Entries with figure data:
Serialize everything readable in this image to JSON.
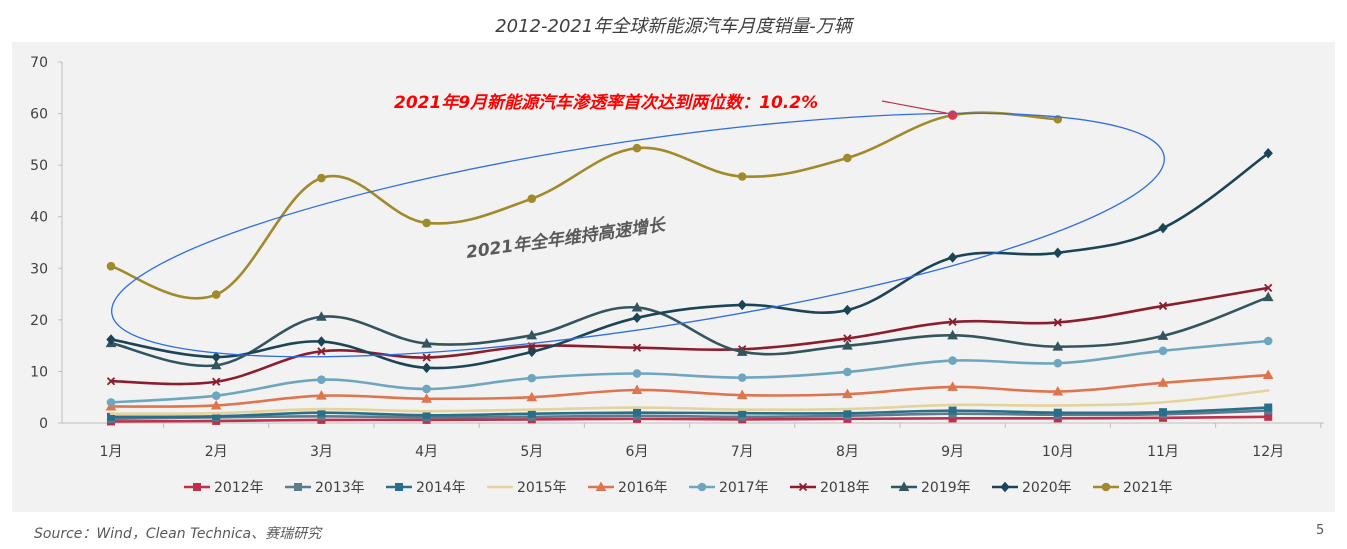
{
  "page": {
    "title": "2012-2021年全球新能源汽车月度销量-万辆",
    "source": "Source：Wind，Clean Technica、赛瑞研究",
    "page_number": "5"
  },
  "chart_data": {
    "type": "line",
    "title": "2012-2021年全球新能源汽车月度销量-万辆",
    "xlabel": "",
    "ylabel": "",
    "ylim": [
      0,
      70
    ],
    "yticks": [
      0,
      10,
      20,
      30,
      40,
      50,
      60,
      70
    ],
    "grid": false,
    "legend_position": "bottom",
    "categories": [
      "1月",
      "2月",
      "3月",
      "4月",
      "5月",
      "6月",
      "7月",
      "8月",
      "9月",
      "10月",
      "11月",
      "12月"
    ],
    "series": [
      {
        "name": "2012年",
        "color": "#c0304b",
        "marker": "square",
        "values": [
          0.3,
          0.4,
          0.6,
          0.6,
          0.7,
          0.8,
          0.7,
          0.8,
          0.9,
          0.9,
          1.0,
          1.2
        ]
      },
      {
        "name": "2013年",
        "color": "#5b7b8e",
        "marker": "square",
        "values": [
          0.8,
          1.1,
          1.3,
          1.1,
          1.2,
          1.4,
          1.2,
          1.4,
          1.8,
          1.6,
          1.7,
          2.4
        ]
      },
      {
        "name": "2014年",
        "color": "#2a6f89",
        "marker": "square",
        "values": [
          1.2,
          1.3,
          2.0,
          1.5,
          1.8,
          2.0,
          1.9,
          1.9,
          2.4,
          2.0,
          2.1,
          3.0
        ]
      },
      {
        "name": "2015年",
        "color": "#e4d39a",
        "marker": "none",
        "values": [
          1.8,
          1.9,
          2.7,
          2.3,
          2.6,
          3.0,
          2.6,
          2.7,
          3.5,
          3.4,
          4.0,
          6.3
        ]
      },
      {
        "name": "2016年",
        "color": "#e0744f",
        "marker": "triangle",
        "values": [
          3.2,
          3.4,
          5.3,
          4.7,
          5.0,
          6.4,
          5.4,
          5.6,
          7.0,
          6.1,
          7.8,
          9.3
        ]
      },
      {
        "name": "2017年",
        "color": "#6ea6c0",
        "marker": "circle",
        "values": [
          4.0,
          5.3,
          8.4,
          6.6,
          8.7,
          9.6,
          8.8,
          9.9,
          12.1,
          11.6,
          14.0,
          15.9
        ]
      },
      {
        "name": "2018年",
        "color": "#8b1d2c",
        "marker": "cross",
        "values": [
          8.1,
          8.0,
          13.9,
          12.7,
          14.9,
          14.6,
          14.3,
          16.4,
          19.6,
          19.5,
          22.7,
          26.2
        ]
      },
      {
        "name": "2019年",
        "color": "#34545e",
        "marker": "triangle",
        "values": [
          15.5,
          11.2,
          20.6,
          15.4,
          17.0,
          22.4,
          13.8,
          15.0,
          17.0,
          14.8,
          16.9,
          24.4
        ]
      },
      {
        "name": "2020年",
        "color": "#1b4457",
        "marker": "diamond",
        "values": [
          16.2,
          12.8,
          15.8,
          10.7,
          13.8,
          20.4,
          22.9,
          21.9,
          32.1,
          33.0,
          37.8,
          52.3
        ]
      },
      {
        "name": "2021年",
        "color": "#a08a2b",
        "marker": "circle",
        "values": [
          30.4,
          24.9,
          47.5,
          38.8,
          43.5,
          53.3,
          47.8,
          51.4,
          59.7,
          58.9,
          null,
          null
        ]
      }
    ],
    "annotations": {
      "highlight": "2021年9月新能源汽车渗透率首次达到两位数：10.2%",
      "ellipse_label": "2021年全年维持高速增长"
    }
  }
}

▶ WHAT THE EXERCISE ASKS: Set down the material exactly, every line of it, except for the pictures.

▶ TASK OUTPUT:
Serialize everything readable in this image to JSON.
{
  "page": {
    "title": "2012-2021年全球新能源汽车月度销量-万辆",
    "source": "Source：Wind，Clean Technica、赛瑞研究",
    "page_number": "5"
  },
  "chart_data": {
    "type": "line",
    "title": "2012-2021年全球新能源汽车月度销量-万辆",
    "xlabel": "",
    "ylabel": "",
    "ylim": [
      0,
      70
    ],
    "yticks": [
      0,
      10,
      20,
      30,
      40,
      50,
      60,
      70
    ],
    "grid": false,
    "legend_position": "bottom",
    "categories": [
      "1月",
      "2月",
      "3月",
      "4月",
      "5月",
      "6月",
      "7月",
      "8月",
      "9月",
      "10月",
      "11月",
      "12月"
    ],
    "series": [
      {
        "name": "2012年",
        "color": "#c0304b",
        "marker": "square",
        "values": [
          0.3,
          0.4,
          0.6,
          0.6,
          0.7,
          0.8,
          0.7,
          0.8,
          0.9,
          0.9,
          1.0,
          1.2
        ]
      },
      {
        "name": "2013年",
        "color": "#5b7b8e",
        "marker": "square",
        "values": [
          0.8,
          1.1,
          1.3,
          1.1,
          1.2,
          1.4,
          1.2,
          1.4,
          1.8,
          1.6,
          1.7,
          2.4
        ]
      },
      {
        "name": "2014年",
        "color": "#2a6f89",
        "marker": "square",
        "values": [
          1.2,
          1.3,
          2.0,
          1.5,
          1.8,
          2.0,
          1.9,
          1.9,
          2.4,
          2.0,
          2.1,
          3.0
        ]
      },
      {
        "name": "2015年",
        "color": "#e4d39a",
        "marker": "none",
        "values": [
          1.8,
          1.9,
          2.7,
          2.3,
          2.6,
          3.0,
          2.6,
          2.7,
          3.5,
          3.4,
          4.0,
          6.3
        ]
      },
      {
        "name": "2016年",
        "color": "#e0744f",
        "marker": "triangle",
        "values": [
          3.2,
          3.4,
          5.3,
          4.7,
          5.0,
          6.4,
          5.4,
          5.6,
          7.0,
          6.1,
          7.8,
          9.3
        ]
      },
      {
        "name": "2017年",
        "color": "#6ea6c0",
        "marker": "circle",
        "values": [
          4.0,
          5.3,
          8.4,
          6.6,
          8.7,
          9.6,
          8.8,
          9.9,
          12.1,
          11.6,
          14.0,
          15.9
        ]
      },
      {
        "name": "2018年",
        "color": "#8b1d2c",
        "marker": "cross",
        "values": [
          8.1,
          8.0,
          13.9,
          12.7,
          14.9,
          14.6,
          14.3,
          16.4,
          19.6,
          19.5,
          22.7,
          26.2
        ]
      },
      {
        "name": "2019年",
        "color": "#34545e",
        "marker": "triangle",
        "values": [
          15.5,
          11.2,
          20.6,
          15.4,
          17.0,
          22.4,
          13.8,
          15.0,
          17.0,
          14.8,
          16.9,
          24.4
        ]
      },
      {
        "name": "2020年",
        "color": "#1b4457",
        "marker": "diamond",
        "values": [
          16.2,
          12.8,
          15.8,
          10.7,
          13.8,
          20.4,
          22.9,
          21.9,
          32.1,
          33.0,
          37.8,
          52.3
        ]
      },
      {
        "name": "2021年",
        "color": "#a08a2b",
        "marker": "circle",
        "values": [
          30.4,
          24.9,
          47.5,
          38.8,
          43.5,
          53.3,
          47.8,
          51.4,
          59.7,
          58.9,
          null,
          null
        ]
      }
    ],
    "annotations": {
      "highlight": "2021年9月新能源汽车渗透率首次达到两位数：10.2%",
      "ellipse_label": "2021年全年维持高速增长"
    }
  }
}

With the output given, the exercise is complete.